### DOCUMENT
[Start]

Question 4.1 (a) How does this change in the learning rate affect the general character of the weight updates as displayed in the network window? (b) Explain why this happens. (c) Explain the relevance (if any) this might have for the importance of integrating over multiple experiences (events) in learning.
- Set the lrate parameter back to .005.
Selectivity
When you explored different values of p_right previously, you were effectively manipulating how selective the receiving unit was for one type of event over another. Thus, you were taking advantage of the conditional aspect of CPCA Hebbian learning by effectively conditionalizing its representation of the input environment. As we stated earlier, instead of manipulating the frequency with which the two events occurred in the environment, you should think of this as manipulating the frequency with which the receiving unit was co-active with these events, because the receiving unit is always active for these inputs.
Now we want to compare the conditionalizing aspect of CPCA with the unconditional PCA algorithm. Let's assume that each event Right and Left) has an equal probability of appearing in the environment.
- Set p_right to .5, Apply, and Run.
This will simulate the effects of a standard (unconditional) form of PCA, where the receiving unit is effectively always on for the entire environment (unlike CPCA which can have the receiving unit active when only one of the lines is present in the environment).

[End]

### RECORDED INFORMATION
[Start]

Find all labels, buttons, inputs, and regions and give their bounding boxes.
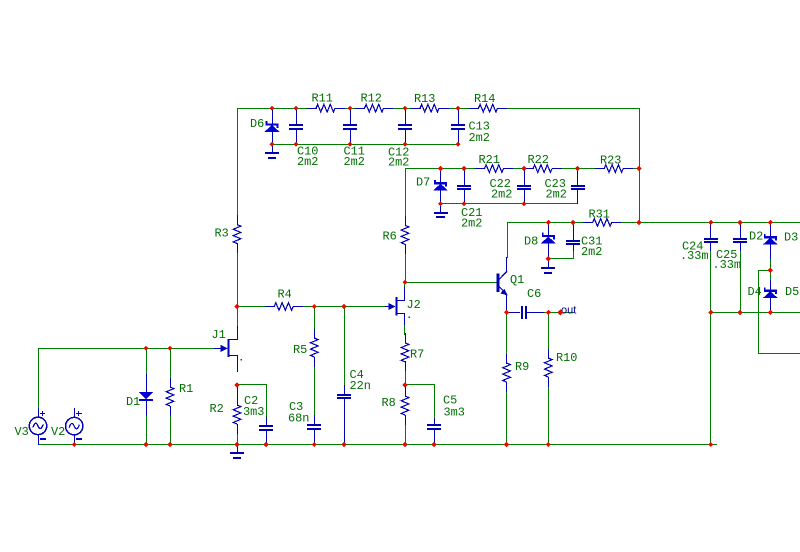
junction: [546, 310, 551, 315]
junction: [143, 442, 148, 447]
svg-text:C6: C6: [527, 287, 541, 301]
svg-text:R5: R5: [293, 343, 307, 357]
ground: [237, 444, 238, 453]
svg-text:D1: D1: [126, 395, 140, 409]
wire: [405, 282, 497, 283]
junction: [570, 220, 575, 225]
svg-text:D7: D7: [416, 176, 430, 190]
resistor R4: [265, 306, 275, 307]
junction: [269, 106, 274, 111]
svg-text:R2: R2: [210, 402, 224, 416]
wire: [507, 222, 508, 258]
wire: [38, 444, 717, 445]
junction: [143, 346, 148, 351]
capacitor C11: [350, 108, 351, 125]
wire: [758, 270, 759, 354]
junction: [402, 442, 407, 447]
junction: [269, 142, 274, 147]
junction: [636, 166, 641, 171]
resistor R9: [506, 354, 507, 364]
junction: [546, 256, 551, 261]
voltage source V3: [29, 417, 46, 434]
junction: [402, 382, 407, 387]
capacitor C21: [464, 168, 465, 185]
diode D8 (zener): [548, 222, 549, 236]
resistor R7: [405, 333, 406, 343]
junction: [167, 442, 172, 447]
junction: [347, 106, 352, 111]
resistor R5: [314, 329, 315, 339]
transistor Q1 (NPN): [497, 274, 500, 293]
junction: [431, 442, 436, 447]
diode D2 (zener): [770, 222, 771, 237]
wire: [639, 108, 640, 223]
wire: [506, 391, 507, 445]
wire: [710, 250, 711, 445]
wire: [314, 432, 315, 445]
wire: [405, 384, 435, 385]
svg-text:R10: R10: [556, 351, 577, 365]
wire: [506, 303, 507, 354]
wire: [405, 168, 406, 226]
wire: [314, 306, 315, 329]
wire: [405, 168, 476, 169]
capacitor C3: [314, 415, 315, 425]
wire: [710, 312, 800, 313]
svg-text:2m2: 2m2: [491, 188, 512, 202]
wire: [543, 312, 574, 313]
resistor R12: [355, 108, 365, 109]
wire: [237, 108, 307, 109]
junction: [341, 304, 346, 309]
junction: [546, 442, 551, 447]
svg-text:2m2: 2m2: [297, 155, 318, 169]
junction: [546, 220, 551, 225]
junction: [737, 310, 742, 315]
svg-text:R4: R4: [278, 288, 292, 302]
junction: [504, 442, 509, 447]
wire: [237, 431, 238, 445]
junction: [461, 201, 466, 206]
junction: [521, 201, 526, 206]
junction: [402, 106, 407, 111]
resistor R31: [583, 222, 593, 223]
resistor R22: [524, 168, 534, 169]
junction: [708, 310, 713, 315]
wire: [758, 353, 800, 354]
capacitor C4: [344, 385, 345, 394]
resistor R23: [595, 168, 605, 169]
junction: [234, 304, 239, 309]
wire: [573, 250, 574, 259]
resistor R6: [405, 216, 406, 226]
svg-text:.33m: .33m: [713, 258, 742, 272]
svg-text:Q1: Q1: [510, 273, 524, 287]
wire: [237, 384, 238, 389]
junction: [737, 220, 742, 225]
wire: [405, 424, 406, 445]
diode D1: [146, 374, 147, 393]
junction: [708, 442, 713, 447]
wire: [740, 250, 741, 313]
junction: [768, 268, 773, 273]
wire: [404, 282, 405, 289]
wire: [548, 386, 549, 445]
wire: [344, 306, 345, 387]
svg-text:D6: D6: [250, 117, 264, 131]
junction: [402, 280, 407, 285]
capacitor C22: [524, 168, 525, 185]
junction: [263, 442, 268, 447]
junction: [708, 220, 713, 225]
wire: [170, 415, 171, 445]
svg-text:R21: R21: [479, 153, 500, 167]
wire: [272, 144, 459, 145]
junction: [768, 310, 773, 315]
svg-text:2m2: 2m2: [546, 188, 567, 202]
svg-text:D3: D3: [784, 231, 798, 245]
wire: [434, 384, 435, 420]
junction: [636, 220, 641, 225]
resistor R10: [548, 349, 549, 359]
node out dot: [557, 309, 563, 315]
wire: [770, 258, 771, 281]
junction: [293, 142, 298, 147]
junction: [312, 304, 317, 309]
capacitor C2: [266, 417, 267, 426]
svg-text:J1: J1: [212, 328, 226, 342]
resistor R13: [411, 108, 421, 109]
wire: [38, 348, 215, 349]
resistor R3: [237, 215, 238, 225]
svg-text:2m2: 2m2: [388, 156, 409, 170]
junction: [402, 142, 407, 147]
junction: [455, 106, 460, 111]
diode D4 (zener): [770, 280, 771, 290]
capacitor C24: [710, 222, 711, 238]
capacitor C23: [577, 168, 578, 185]
ground: [440, 203, 441, 212]
junction: [504, 310, 509, 315]
wire: [405, 371, 406, 385]
svg-text:R22: R22: [528, 153, 549, 167]
wire: [146, 348, 147, 375]
svg-text:R12: R12: [361, 92, 382, 106]
svg-text:R7: R7: [410, 348, 424, 362]
resistor R8: [405, 387, 406, 397]
junction: [461, 166, 466, 171]
svg-text:D5: D5: [785, 285, 799, 299]
diode D6 (zener): [272, 108, 273, 124]
svg-text:R1: R1: [179, 382, 193, 396]
ground: [272, 144, 273, 153]
diode D7 (zener): [440, 168, 441, 183]
junction: [347, 142, 352, 147]
svg-text:3m3: 3m3: [444, 406, 465, 420]
resistor R11: [307, 108, 317, 109]
svg-text:D2: D2: [749, 230, 763, 244]
JFET J1: [228, 339, 230, 357]
voltage source V2: [66, 417, 83, 434]
wire: [38, 348, 39, 409]
svg-text:.33m: .33m: [680, 249, 709, 263]
wire: [146, 415, 147, 445]
capacitor C25: [740, 222, 741, 238]
wire: [758, 270, 771, 271]
svg-text:3m3: 3m3: [243, 405, 264, 419]
svg-text:V3: V3: [15, 425, 29, 439]
wire: [440, 203, 578, 204]
wire: [507, 222, 584, 223]
svg-text:22n: 22n: [350, 379, 371, 393]
svg-text:68n: 68n: [288, 412, 309, 426]
resistor R21: [475, 168, 485, 169]
capacitor C13: [458, 108, 459, 125]
junction: [521, 166, 526, 171]
wire: [548, 258, 574, 259]
capacitor C12: [405, 108, 406, 125]
svg-text:R6: R6: [383, 230, 397, 244]
wire: [237, 108, 238, 225]
svg-text:V2: V2: [51, 425, 65, 439]
wire: [237, 384, 267, 385]
svg-text:2m2: 2m2: [344, 155, 365, 169]
resistor R2: [237, 396, 238, 406]
svg-text:R13: R13: [414, 92, 435, 106]
wire: [404, 324, 405, 335]
junction: [234, 382, 239, 387]
wire: [237, 306, 265, 307]
junction: [72, 442, 77, 447]
svg-text:R3: R3: [215, 227, 229, 241]
junction: [234, 442, 239, 447]
wire: [548, 312, 549, 349]
junction: [293, 106, 298, 111]
svg-text:2m2: 2m2: [469, 131, 490, 145]
JFET J2: [396, 297, 398, 316]
svg-text:R8: R8: [382, 396, 396, 410]
svg-text:R31: R31: [589, 208, 610, 222]
junction: [438, 166, 443, 171]
junction: [768, 220, 773, 225]
svg-text:2m2: 2m2: [581, 245, 602, 259]
svg-text:2m2: 2m2: [461, 217, 482, 231]
wire: [170, 348, 171, 378]
capacitor C31: [573, 222, 574, 240]
svg-text:D8: D8: [524, 235, 538, 249]
capacitor C5: [434, 418, 435, 425]
capacitor C10: [296, 108, 297, 125]
resistor R14: [469, 108, 479, 109]
wire: [266, 384, 267, 419]
junction: [341, 442, 346, 447]
svg-text:D4: D4: [748, 285, 762, 299]
junction: [312, 442, 317, 447]
svg-text:J2: J2: [407, 298, 421, 312]
svg-text:R23: R23: [600, 154, 621, 168]
ground: [548, 258, 549, 268]
junction: [167, 346, 172, 351]
svg-text:R9: R9: [515, 360, 529, 374]
svg-text:R14: R14: [474, 92, 495, 106]
junction: [455, 142, 460, 147]
capacitor C6: [506, 312, 520, 313]
junction: [438, 201, 443, 206]
svg-text:R11: R11: [312, 92, 333, 106]
svg-text:out: out: [561, 305, 576, 317]
junction: [575, 166, 580, 171]
resistor R1: [170, 378, 171, 388]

[End]

### EXERCISE REQUIREMENTS
A: Retype the part of the CPCA learning text starting with "Selectivity" and going on through "Apply, and Run.".
B: Answer these questions from the CPCA learning text:
(i) To what value is the lrate parameter set back?
(ii) To what value is p_right set before the run that simulates unconditional PCA?
(iii) In the standard unconditional form of PCA, when is the receiving unit on?

### SOLUTIONS TO THE PROBLEMS
A:
Selectivity
When you explored different values of p_right previously, you were effectively manipulating how selective the receiving unit was for one type of event over another. Thus, you were taking advantage of the conditional aspect of CPCA Hebbian learning by effectively conditionalizing its representation of the input environment. As we stated earlier, instead of manipulating the frequency with which the two events occurred in the environment, you should think of this as manipulating the frequency with which the receiving unit was co-active with these events, because the receiving unit is always active for these inputs.
Now we want to compare the conditionalizing aspect of CPCA with the unconditional PCA algorithm. Let's assume that each event Right and Left) has an equal probability of appearing in the environment.
- Set p_right to .5, Apply, and Run.

B:
(i) .005
(ii) .5
(iii) It is effectively always on for the entire environment.